→ TASK GOAL: Look for the word "this" in each line and report the count of matching lines, with nothing added.

[Entries with figure data]

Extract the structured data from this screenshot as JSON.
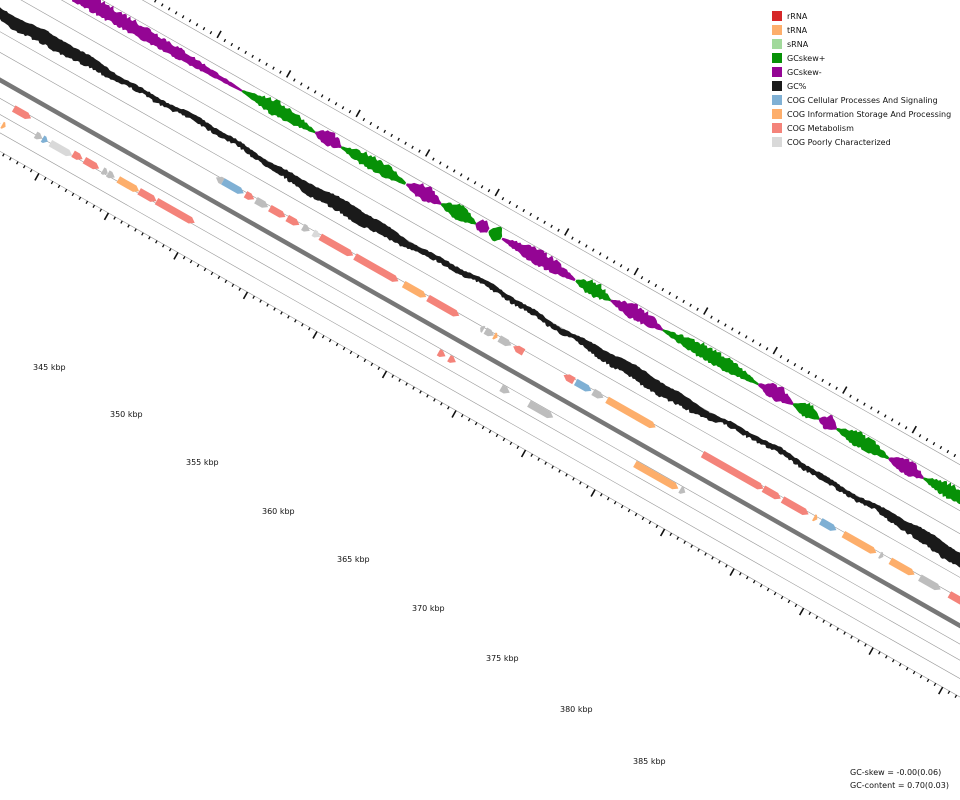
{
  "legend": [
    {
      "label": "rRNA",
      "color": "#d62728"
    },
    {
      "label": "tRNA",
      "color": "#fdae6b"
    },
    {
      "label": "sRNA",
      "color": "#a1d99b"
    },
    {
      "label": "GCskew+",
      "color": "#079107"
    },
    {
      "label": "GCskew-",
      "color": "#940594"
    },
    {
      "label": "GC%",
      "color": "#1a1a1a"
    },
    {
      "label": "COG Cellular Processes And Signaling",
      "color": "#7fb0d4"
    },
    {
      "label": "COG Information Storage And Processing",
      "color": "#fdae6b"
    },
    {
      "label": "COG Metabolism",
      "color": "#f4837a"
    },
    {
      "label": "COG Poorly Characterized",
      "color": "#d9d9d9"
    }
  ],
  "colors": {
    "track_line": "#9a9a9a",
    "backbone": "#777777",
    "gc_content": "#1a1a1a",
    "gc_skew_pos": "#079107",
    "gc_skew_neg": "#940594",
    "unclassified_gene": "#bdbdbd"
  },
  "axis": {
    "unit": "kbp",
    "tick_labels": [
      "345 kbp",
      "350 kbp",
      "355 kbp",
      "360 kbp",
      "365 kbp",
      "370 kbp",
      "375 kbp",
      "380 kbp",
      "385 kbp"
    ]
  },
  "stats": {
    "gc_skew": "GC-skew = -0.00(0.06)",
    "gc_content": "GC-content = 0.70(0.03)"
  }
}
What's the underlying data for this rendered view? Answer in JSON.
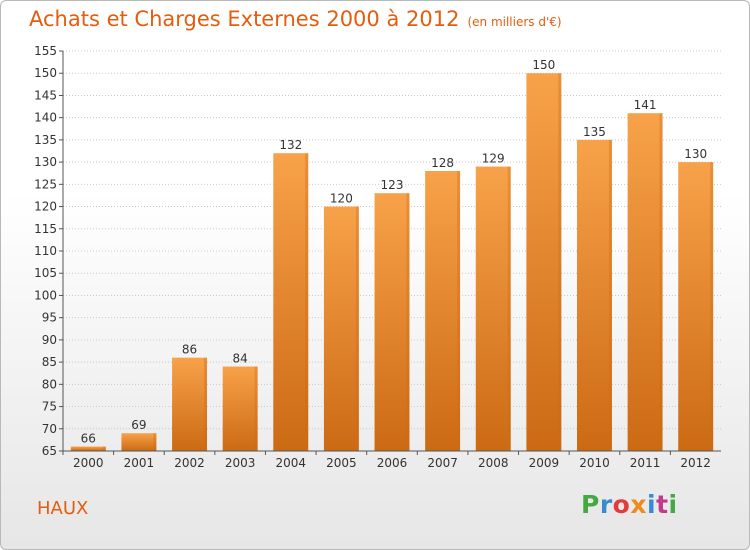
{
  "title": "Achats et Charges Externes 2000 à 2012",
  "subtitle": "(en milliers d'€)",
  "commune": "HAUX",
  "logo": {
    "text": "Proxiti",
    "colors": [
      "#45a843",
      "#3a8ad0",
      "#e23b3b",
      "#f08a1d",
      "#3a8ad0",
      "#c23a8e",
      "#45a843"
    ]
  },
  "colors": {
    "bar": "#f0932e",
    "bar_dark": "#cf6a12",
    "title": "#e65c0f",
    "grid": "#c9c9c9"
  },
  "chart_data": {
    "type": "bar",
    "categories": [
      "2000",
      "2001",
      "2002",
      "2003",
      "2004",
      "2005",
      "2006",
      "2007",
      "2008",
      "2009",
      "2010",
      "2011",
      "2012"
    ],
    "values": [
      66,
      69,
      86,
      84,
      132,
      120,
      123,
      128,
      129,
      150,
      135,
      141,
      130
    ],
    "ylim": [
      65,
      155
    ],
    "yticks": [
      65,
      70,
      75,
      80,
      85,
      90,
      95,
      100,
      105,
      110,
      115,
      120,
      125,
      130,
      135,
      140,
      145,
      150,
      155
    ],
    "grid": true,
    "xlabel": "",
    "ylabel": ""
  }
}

→ RESULT: 2